**THE TASK**
Gather from the material every line that contains the string "تجوز".

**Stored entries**
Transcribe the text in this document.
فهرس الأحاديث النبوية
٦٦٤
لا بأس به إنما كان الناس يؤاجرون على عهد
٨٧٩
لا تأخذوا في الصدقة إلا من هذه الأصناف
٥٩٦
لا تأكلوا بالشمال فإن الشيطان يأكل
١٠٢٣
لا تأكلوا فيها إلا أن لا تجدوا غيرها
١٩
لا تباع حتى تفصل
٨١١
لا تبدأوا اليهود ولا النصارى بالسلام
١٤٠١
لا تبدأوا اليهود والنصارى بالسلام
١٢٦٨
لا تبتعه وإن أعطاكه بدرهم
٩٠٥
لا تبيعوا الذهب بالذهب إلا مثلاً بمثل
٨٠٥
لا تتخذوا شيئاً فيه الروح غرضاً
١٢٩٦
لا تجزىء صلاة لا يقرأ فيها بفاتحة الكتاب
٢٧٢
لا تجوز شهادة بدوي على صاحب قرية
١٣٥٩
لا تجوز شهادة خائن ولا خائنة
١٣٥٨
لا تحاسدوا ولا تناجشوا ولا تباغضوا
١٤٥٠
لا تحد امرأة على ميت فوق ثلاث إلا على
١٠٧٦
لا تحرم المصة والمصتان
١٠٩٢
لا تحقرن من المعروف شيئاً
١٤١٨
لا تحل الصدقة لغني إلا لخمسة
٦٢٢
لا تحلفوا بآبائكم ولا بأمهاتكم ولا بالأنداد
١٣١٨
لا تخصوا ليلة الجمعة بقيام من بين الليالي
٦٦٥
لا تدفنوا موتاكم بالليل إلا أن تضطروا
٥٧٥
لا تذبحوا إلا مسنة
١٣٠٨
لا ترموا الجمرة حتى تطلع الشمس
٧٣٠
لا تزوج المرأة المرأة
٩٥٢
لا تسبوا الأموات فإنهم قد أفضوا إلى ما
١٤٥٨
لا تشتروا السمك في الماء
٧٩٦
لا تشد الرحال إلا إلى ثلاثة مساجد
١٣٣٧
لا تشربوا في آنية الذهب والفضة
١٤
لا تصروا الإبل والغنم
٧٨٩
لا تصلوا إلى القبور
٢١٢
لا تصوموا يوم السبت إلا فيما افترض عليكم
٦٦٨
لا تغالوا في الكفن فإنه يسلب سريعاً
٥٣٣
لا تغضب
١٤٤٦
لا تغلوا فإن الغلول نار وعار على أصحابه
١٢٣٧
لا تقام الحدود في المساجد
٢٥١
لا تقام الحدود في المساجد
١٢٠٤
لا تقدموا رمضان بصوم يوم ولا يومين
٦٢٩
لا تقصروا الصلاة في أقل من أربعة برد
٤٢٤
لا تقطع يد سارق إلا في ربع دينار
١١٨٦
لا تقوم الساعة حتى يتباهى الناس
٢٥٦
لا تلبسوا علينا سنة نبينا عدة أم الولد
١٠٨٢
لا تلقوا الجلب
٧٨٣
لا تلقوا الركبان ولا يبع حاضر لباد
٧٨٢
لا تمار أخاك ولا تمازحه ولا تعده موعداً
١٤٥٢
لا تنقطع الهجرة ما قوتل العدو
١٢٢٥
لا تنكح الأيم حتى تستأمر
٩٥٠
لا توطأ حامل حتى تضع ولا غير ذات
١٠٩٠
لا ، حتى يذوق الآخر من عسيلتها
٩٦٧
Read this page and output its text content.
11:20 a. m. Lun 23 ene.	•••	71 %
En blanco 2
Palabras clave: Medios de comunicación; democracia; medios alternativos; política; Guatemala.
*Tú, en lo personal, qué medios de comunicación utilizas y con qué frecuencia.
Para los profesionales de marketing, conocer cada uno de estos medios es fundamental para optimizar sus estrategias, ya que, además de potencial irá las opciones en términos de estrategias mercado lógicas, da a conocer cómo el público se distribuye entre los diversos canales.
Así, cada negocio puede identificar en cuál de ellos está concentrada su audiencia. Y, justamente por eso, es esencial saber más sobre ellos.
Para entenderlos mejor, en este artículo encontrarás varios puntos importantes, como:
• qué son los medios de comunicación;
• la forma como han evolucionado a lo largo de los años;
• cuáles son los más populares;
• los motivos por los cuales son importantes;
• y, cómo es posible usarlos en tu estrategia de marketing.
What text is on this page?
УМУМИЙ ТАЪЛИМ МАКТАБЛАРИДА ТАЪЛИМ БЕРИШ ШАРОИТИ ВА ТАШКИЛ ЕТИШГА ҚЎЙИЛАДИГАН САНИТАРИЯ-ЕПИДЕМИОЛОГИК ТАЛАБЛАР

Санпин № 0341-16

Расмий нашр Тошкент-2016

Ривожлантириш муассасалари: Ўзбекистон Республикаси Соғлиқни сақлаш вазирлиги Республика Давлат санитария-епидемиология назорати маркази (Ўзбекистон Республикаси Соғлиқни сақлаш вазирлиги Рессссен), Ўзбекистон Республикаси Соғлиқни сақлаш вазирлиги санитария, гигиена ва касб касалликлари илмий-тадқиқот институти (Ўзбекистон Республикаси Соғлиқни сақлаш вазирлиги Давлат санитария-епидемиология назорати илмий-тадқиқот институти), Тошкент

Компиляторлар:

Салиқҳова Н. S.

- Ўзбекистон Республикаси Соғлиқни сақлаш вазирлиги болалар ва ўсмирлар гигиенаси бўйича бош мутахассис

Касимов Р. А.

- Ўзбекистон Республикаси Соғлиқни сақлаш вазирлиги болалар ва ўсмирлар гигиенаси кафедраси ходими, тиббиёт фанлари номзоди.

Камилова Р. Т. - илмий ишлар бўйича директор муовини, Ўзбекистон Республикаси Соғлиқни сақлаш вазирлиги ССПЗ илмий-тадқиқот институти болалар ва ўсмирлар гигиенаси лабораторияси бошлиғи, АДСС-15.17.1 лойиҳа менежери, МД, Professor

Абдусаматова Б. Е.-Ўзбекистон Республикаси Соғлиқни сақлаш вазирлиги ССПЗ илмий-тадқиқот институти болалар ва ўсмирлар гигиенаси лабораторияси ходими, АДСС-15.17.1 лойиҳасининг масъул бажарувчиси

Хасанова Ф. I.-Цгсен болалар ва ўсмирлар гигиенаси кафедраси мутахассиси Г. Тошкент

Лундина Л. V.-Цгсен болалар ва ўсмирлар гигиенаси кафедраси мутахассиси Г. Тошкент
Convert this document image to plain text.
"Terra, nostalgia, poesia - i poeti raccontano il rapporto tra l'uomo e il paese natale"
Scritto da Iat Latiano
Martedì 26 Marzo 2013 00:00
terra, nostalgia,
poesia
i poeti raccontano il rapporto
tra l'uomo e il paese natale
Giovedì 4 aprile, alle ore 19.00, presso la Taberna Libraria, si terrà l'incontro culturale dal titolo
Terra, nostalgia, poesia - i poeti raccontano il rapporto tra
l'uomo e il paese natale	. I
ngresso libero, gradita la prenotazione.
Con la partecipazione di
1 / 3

**TASK RESPONSE**
لا تجوز شهادة بدوي على صاحب قرية
لا تجوز شهادة خائن ولا خائنة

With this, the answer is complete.